<<<<

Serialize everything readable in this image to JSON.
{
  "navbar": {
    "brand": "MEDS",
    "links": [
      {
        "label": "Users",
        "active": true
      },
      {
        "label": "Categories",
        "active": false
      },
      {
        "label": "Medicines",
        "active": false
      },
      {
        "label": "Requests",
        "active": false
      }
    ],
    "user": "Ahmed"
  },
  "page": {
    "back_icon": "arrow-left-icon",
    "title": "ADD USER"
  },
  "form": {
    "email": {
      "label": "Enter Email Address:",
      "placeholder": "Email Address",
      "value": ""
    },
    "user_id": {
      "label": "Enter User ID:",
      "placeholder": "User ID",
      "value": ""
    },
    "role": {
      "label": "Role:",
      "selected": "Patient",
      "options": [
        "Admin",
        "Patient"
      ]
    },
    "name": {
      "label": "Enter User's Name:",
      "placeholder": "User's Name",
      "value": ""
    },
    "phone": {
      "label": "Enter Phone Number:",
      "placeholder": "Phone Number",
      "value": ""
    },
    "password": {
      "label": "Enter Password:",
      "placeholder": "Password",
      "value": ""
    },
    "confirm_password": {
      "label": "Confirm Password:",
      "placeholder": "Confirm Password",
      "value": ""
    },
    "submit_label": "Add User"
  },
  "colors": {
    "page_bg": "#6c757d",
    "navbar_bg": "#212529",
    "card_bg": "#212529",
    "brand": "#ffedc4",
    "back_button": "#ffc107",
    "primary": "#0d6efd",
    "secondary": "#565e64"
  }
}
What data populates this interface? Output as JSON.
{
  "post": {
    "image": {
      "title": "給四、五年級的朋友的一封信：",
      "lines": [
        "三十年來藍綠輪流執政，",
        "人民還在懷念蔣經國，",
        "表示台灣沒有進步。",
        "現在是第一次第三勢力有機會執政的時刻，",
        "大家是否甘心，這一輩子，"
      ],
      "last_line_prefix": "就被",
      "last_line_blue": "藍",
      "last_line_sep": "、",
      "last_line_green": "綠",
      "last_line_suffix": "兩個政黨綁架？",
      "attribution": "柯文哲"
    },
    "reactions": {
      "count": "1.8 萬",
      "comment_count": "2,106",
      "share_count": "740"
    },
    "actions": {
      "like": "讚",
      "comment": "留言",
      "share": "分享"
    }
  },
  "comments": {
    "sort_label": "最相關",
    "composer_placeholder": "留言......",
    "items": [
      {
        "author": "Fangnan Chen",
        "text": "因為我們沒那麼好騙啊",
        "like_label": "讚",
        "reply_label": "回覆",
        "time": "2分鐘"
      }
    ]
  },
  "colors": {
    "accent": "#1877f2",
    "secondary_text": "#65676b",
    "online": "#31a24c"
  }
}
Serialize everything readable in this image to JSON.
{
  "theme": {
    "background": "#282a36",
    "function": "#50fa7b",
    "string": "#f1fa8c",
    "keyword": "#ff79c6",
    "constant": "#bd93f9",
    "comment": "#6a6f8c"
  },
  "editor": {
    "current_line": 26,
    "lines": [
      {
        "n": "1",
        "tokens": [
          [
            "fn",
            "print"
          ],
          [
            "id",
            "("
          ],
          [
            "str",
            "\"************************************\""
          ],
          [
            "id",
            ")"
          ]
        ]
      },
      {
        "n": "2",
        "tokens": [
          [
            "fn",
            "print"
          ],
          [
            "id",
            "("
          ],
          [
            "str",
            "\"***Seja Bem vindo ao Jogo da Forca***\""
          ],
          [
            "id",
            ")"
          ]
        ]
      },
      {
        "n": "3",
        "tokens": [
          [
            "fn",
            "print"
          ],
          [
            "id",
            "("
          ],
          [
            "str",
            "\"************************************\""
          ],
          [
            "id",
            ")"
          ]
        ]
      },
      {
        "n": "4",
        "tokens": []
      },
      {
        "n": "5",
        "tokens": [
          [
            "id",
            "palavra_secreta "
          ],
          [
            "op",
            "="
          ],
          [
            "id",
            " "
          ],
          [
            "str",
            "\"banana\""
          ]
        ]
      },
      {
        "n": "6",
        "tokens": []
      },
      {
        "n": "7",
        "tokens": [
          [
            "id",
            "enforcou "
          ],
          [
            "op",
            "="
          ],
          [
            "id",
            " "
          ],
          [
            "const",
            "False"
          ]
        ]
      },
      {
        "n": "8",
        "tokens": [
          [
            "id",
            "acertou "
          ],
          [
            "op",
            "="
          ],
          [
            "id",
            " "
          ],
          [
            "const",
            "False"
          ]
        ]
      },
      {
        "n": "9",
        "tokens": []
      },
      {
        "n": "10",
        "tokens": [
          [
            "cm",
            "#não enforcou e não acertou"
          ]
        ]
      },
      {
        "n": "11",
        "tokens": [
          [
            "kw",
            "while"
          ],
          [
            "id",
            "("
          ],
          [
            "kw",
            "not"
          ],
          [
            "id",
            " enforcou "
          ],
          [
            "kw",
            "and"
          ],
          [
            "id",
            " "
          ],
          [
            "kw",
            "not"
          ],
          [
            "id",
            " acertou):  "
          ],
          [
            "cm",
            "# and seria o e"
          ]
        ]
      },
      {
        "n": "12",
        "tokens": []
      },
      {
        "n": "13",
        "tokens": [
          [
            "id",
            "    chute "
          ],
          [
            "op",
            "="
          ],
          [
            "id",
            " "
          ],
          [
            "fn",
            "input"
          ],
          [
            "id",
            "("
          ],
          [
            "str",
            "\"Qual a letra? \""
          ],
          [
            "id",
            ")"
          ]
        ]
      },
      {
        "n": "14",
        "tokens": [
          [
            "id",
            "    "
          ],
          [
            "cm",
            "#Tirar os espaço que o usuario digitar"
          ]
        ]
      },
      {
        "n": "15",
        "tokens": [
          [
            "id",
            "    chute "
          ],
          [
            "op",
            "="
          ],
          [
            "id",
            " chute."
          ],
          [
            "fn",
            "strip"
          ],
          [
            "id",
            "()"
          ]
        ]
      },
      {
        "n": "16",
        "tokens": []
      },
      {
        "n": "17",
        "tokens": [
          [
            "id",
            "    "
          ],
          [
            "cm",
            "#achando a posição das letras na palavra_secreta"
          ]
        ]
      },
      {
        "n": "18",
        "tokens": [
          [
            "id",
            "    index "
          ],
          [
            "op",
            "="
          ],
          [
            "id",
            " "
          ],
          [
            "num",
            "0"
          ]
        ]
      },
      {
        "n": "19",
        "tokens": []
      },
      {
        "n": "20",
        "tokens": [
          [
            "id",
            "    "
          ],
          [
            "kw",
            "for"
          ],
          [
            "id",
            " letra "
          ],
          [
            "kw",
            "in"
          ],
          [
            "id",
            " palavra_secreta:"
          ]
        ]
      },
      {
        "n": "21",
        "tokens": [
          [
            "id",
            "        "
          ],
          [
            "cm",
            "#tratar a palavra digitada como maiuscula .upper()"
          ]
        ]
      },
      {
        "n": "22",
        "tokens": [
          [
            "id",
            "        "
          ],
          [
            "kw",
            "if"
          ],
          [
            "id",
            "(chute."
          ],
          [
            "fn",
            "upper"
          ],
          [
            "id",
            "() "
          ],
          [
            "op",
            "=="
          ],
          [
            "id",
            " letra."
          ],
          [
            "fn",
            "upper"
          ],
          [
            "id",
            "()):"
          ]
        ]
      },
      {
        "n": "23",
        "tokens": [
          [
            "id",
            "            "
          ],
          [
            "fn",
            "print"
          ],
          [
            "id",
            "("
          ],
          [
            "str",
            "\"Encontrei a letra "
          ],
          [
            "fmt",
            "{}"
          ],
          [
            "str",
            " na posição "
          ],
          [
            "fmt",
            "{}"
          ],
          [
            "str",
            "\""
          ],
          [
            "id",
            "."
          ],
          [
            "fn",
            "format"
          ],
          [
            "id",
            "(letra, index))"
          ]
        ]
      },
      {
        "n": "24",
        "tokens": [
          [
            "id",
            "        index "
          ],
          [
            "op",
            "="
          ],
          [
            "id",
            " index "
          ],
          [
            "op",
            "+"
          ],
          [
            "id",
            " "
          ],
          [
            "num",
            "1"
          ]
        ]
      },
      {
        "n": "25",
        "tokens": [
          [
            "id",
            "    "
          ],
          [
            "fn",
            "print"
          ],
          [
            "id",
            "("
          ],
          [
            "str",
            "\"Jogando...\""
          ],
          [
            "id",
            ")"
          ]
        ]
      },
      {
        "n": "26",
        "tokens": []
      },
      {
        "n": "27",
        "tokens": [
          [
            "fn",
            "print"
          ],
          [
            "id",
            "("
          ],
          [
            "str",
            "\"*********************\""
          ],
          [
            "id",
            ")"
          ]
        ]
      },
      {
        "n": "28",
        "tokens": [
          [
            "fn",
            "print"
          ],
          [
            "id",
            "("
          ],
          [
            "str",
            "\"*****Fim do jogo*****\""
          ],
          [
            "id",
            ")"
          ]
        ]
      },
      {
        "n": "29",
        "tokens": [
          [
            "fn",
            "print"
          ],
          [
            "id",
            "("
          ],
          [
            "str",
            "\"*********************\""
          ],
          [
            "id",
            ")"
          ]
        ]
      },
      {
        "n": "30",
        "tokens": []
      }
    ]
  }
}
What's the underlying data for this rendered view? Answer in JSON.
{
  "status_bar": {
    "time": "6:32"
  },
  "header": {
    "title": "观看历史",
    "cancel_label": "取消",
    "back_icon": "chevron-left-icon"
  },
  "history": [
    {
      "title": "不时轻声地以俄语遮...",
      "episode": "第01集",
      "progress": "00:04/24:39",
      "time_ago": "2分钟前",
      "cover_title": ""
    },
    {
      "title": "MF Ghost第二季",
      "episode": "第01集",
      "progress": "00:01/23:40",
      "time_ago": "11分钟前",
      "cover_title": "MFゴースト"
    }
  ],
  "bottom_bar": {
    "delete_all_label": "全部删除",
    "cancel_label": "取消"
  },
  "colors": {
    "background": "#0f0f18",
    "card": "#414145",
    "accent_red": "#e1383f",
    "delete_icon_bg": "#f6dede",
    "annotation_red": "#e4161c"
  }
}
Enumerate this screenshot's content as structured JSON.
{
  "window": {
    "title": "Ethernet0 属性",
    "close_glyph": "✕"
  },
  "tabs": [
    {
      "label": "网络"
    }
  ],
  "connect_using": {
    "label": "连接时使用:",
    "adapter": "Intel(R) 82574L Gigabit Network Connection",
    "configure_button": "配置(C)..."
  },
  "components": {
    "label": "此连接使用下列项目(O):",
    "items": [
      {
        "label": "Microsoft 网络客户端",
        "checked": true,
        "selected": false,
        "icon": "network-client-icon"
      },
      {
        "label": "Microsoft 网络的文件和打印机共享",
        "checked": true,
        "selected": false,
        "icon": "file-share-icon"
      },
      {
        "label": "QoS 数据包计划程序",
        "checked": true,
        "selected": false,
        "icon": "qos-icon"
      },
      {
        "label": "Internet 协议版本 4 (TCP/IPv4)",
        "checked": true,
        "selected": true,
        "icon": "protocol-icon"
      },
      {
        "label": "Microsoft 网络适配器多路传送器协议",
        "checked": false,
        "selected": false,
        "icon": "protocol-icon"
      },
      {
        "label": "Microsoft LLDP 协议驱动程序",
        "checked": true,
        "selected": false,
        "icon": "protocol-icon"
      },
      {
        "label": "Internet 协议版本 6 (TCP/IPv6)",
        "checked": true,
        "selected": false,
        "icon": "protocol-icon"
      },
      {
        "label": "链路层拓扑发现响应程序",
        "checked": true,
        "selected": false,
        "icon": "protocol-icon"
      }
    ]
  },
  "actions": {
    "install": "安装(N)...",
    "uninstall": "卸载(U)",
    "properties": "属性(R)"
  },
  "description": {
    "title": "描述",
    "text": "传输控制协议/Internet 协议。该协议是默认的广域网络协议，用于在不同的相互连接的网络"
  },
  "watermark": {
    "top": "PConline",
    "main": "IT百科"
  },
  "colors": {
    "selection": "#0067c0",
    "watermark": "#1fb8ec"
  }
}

>>>>

Lines from the records above that hold "Enter" are the ones to list.

## [WRITTEN RESPONSE]
      "label": "Enter Email Address:",
      "label": "Enter User ID:",
      "label": "Enter User's Name:",
      "label": "Enter Phone Number:",
      "label": "Enter Password:",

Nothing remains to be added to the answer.